## What is asked
Below are some entries. Output each one exactly as it appears.

════════

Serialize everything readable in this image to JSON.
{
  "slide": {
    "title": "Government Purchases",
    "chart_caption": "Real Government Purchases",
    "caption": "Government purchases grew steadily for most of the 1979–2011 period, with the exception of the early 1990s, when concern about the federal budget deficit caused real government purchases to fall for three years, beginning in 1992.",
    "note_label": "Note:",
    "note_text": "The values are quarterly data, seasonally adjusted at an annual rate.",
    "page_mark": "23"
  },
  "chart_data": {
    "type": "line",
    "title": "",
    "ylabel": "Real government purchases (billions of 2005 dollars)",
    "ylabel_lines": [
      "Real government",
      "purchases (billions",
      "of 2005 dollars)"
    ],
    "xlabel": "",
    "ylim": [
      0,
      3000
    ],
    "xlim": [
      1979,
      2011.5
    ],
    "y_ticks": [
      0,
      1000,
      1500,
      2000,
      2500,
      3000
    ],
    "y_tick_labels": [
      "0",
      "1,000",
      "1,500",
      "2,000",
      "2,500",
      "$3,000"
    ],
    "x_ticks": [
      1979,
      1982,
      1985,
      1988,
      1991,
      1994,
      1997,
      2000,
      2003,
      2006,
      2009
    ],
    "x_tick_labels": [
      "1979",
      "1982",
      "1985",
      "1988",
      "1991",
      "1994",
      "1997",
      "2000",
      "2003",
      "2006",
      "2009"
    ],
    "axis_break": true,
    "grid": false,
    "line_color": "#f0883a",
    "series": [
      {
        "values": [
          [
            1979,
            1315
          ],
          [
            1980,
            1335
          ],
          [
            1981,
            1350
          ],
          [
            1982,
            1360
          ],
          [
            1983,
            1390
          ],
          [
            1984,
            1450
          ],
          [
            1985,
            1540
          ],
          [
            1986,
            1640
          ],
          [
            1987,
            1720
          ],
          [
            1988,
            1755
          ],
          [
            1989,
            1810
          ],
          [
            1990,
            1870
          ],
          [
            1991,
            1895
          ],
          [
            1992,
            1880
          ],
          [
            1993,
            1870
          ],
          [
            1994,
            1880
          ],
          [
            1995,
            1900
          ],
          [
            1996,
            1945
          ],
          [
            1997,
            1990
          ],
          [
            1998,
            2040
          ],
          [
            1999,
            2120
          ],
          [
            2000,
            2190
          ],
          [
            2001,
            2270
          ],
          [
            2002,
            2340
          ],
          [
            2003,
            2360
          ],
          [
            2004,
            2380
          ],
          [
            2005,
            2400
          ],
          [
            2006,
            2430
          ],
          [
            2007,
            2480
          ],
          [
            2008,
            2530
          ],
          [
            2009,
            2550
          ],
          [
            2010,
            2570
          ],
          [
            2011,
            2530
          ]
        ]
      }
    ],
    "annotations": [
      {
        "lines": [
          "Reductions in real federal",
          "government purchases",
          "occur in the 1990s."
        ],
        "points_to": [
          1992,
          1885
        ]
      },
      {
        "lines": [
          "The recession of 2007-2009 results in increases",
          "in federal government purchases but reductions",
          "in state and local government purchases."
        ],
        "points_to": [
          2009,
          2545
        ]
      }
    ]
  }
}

════════

## Result of the exercise
Serialize everything readable in this image to JSON.
{
  "slide": {
    "title": "Government Purchases",
    "chart_caption": "Real Government Purchases",
    "caption": "Government purchases grew steadily for most of the 1979–2011 period, with the exception of the early 1990s, when concern about the federal budget deficit caused real government purchases to fall for three years, beginning in 1992.",
    "note_label": "Note:",
    "note_text": "The values are quarterly data, seasonally adjusted at an annual rate.",
    "page_mark": "23"
  },
  "chart_data": {
    "type": "line",
    "title": "",
    "ylabel": "Real government purchases (billions of 2005 dollars)",
    "ylabel_lines": [
      "Real government",
      "purchases (billions",
      "of 2005 dollars)"
    ],
    "xlabel": "",
    "ylim": [
      0,
      3000
    ],
    "xlim": [
      1979,
      2011.5
    ],
    "y_ticks": [
      0,
      1000,
      1500,
      2000,
      2500,
      3000
    ],
    "y_tick_labels": [
      "0",
      "1,000",
      "1,500",
      "2,000",
      "2,500",
      "$3,000"
    ],
    "x_ticks": [
      1979,
      1982,
      1985,
      1988,
      1991,
      1994,
      1997,
      2000,
      2003,
      2006,
      2009
    ],
    "x_tick_labels": [
      "1979",
      "1982",
      "1985",
      "1988",
      "1991",
      "1994",
      "1997",
      "2000",
      "2003",
      "2006",
      "2009"
    ],
    "axis_break": true,
    "grid": false,
    "line_color": "#f0883a",
    "series": [
      {
        "values": [
          [
            1979,
            1315
          ],
          [
            1980,
            1335
          ],
          [
            1981,
            1350
          ],
          [
            1982,
            1360
          ],
          [
            1983,
            1390
          ],
          [
            1984,
            1450
          ],
          [
            1985,
            1540
          ],
          [
            1986,
            1640
          ],
          [
            1987,
            1720
          ],
          [
            1988,
            1755
          ],
          [
            1989,
            1810
          ],
          [
            1990,
            1870
          ],
          [
            1991,
            1895
          ],
          [
            1992,
            1880
          ],
          [
            1993,
            1870
          ],
          [
            1994,
            1880
          ],
          [
            1995,
            1900
          ],
          [
            1996,
            1945
          ],
          [
            1997,
            1990
          ],
          [
            1998,
            2040
          ],
          [
            1999,
            2120
          ],
          [
            2000,
            2190
          ],
          [
            2001,
            2270
          ],
          [
            2002,
            2340
          ],
          [
            2003,
            2360
          ],
          [
            2004,
            2380
          ],
          [
            2005,
            2400
          ],
          [
            2006,
            2430
          ],
          [
            2007,
            2480
          ],
          [
            2008,
            2530
          ],
          [
            2009,
            2550
          ],
          [
            2010,
            2570
          ],
          [
            2011,
            2530
          ]
        ]
      }
    ],
    "annotations": [
      {
        "lines": [
          "Reductions in real federal",
          "government purchases",
          "occur in the 1990s."
        ],
        "points_to": [
          1992,
          1885
        ]
      },
      {
        "lines": [
          "The recession of 2007-2009 results in increases",
          "in federal government purchases but reductions",
          "in state and local government purchases."
        ],
        "points_to": [
          2009,
          2545
        ]
      }
    ]
  }
}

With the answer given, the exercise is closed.